What to work on
Give the count of lines that include the string "hops". Add nothing to it.

Extracts from a graphics dataset
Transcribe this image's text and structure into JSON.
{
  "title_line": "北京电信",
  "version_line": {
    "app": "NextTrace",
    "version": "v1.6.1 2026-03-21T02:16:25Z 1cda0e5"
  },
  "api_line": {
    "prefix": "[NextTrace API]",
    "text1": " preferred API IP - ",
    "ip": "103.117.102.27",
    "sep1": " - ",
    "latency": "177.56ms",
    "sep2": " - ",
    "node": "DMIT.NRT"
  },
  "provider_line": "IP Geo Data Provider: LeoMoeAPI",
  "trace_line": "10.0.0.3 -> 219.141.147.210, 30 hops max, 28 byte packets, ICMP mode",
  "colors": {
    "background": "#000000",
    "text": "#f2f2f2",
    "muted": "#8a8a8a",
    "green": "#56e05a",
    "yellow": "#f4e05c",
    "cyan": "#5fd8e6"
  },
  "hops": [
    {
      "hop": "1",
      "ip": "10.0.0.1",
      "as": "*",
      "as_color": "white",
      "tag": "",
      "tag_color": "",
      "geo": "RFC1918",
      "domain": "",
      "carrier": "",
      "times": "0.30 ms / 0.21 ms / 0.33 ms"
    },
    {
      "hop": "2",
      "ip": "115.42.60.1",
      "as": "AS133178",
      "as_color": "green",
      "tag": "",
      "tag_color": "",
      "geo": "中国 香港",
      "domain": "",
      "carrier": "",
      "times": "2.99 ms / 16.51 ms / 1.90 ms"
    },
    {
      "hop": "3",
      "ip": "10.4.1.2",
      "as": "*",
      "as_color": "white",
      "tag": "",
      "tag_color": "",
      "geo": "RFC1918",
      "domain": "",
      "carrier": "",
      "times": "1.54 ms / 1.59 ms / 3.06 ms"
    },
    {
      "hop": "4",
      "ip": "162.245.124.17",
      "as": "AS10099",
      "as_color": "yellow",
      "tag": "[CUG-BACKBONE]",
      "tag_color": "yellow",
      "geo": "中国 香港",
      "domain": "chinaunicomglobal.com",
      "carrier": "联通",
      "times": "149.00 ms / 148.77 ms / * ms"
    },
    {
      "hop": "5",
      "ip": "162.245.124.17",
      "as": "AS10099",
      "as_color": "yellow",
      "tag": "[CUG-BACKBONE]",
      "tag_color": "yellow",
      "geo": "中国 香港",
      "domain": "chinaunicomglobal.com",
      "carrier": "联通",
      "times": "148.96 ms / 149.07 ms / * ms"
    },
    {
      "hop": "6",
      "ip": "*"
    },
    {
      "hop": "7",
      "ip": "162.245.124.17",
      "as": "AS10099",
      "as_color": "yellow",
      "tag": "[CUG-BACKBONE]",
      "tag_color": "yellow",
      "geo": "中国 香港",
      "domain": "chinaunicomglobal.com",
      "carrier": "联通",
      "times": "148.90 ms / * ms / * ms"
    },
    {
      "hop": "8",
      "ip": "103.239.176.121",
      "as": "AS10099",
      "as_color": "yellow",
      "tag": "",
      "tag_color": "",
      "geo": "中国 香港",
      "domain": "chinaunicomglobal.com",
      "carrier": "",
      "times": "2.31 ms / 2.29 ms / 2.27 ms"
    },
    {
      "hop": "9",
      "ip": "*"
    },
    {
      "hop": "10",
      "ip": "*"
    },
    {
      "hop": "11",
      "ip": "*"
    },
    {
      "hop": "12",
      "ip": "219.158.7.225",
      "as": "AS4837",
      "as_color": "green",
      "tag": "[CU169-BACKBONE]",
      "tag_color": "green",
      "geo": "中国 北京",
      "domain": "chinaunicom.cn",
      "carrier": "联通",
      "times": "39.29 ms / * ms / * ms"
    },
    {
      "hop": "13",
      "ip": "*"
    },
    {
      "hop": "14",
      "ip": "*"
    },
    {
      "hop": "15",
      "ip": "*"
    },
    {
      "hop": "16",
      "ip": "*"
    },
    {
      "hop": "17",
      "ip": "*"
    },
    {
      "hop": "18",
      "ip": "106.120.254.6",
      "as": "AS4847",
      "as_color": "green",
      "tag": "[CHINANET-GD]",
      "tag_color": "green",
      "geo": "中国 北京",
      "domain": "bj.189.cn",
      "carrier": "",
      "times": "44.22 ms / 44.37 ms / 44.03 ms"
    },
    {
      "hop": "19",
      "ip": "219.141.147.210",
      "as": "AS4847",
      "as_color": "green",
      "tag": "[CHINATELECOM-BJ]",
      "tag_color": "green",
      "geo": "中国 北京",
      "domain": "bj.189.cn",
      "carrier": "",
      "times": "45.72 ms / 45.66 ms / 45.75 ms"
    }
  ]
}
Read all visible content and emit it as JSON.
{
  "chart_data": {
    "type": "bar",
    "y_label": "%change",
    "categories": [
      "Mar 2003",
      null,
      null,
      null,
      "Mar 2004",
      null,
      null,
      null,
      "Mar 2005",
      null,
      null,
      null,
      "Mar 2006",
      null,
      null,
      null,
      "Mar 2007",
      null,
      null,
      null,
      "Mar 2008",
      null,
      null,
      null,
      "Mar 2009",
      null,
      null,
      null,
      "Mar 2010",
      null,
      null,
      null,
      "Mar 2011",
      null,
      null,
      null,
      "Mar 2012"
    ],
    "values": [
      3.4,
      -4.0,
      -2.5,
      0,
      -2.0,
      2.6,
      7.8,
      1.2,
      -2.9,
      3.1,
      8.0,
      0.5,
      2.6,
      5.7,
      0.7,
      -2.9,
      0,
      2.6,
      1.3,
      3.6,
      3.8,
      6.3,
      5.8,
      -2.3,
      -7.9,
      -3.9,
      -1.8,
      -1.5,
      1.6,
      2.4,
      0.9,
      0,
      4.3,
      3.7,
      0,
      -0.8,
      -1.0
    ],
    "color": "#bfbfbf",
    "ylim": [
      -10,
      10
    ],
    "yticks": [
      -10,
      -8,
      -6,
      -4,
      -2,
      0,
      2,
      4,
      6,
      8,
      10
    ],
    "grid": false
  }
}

The answer
2